In this study, we showed that the expression of cry and cp4-epsps genes in wild cotton altered the secretion of EFN, the associations with different ant species, and the levels of herbivore damage on target plants. Wcry constantly maintained a high production of EFN, regardless of the MeJA treatment, but nectar production was minimal in Wcp4-epsps. These changes in nectar inducibility seem to modify the composition of ant communities, foster the dominance of the generalist and defensive species C. planatus in Bt plants and the presence of ants without defensive role, M. ebeninum, in the herbicide tolerant genotype, while W plants had both defending species (C. planatus, C. rectangularis aulicus and P. gracilis) and invasive ant species (P. longicornis) in the same proportion. Furthermore, herbivore damage and its associated ant community were different according to the introgressed transgene.
──────────
TRY IT:
Answer these questions from the text on wild cotton, numbering each answer to match:
1. Which genotype kept EFN production high whatever the MeJA treatment?
2. Which ant without a defensive role appeared in the herbicide tolerant genotype?
3. Which invasive ant species did W plants have?
The items that follow come from a separate source.

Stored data
──────────
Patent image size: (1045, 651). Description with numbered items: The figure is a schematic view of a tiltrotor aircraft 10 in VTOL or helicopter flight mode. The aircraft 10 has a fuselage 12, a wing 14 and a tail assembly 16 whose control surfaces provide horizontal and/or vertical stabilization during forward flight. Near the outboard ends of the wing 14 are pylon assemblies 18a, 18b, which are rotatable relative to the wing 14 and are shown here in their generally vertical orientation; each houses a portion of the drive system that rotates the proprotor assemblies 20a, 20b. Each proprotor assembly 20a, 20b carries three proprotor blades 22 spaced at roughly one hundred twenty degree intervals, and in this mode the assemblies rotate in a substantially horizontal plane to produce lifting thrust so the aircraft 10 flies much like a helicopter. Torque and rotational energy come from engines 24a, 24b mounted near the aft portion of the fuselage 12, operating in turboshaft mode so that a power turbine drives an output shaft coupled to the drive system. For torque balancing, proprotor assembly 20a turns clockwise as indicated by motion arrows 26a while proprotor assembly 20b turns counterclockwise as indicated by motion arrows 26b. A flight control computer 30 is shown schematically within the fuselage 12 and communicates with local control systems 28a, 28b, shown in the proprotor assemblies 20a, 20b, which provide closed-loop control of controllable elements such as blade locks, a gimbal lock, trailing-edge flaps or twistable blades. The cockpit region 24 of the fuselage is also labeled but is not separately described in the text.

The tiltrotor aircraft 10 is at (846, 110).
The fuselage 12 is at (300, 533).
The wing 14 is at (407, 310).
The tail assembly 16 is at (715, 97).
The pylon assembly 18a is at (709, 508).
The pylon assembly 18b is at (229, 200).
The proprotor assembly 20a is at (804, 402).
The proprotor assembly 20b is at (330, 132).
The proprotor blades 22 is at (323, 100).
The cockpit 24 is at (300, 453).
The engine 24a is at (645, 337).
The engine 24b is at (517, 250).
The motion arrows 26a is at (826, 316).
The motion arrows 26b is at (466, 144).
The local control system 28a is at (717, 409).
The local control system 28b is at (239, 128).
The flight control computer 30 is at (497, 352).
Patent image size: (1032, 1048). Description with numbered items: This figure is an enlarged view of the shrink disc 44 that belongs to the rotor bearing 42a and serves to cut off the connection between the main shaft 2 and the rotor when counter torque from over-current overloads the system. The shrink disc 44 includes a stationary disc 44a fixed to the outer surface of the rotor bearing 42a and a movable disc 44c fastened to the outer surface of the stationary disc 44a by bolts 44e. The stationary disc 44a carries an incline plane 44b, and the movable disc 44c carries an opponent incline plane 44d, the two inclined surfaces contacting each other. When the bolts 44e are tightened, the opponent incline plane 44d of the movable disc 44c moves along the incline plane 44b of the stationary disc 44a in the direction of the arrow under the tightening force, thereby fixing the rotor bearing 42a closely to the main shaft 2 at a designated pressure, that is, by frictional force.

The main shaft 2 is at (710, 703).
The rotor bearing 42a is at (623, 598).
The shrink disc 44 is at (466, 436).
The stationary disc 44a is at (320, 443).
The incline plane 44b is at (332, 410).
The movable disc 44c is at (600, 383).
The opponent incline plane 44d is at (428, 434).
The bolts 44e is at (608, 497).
──────────
REPLY:
1. Wcry
2. M. ebeninum
3. P. longicornis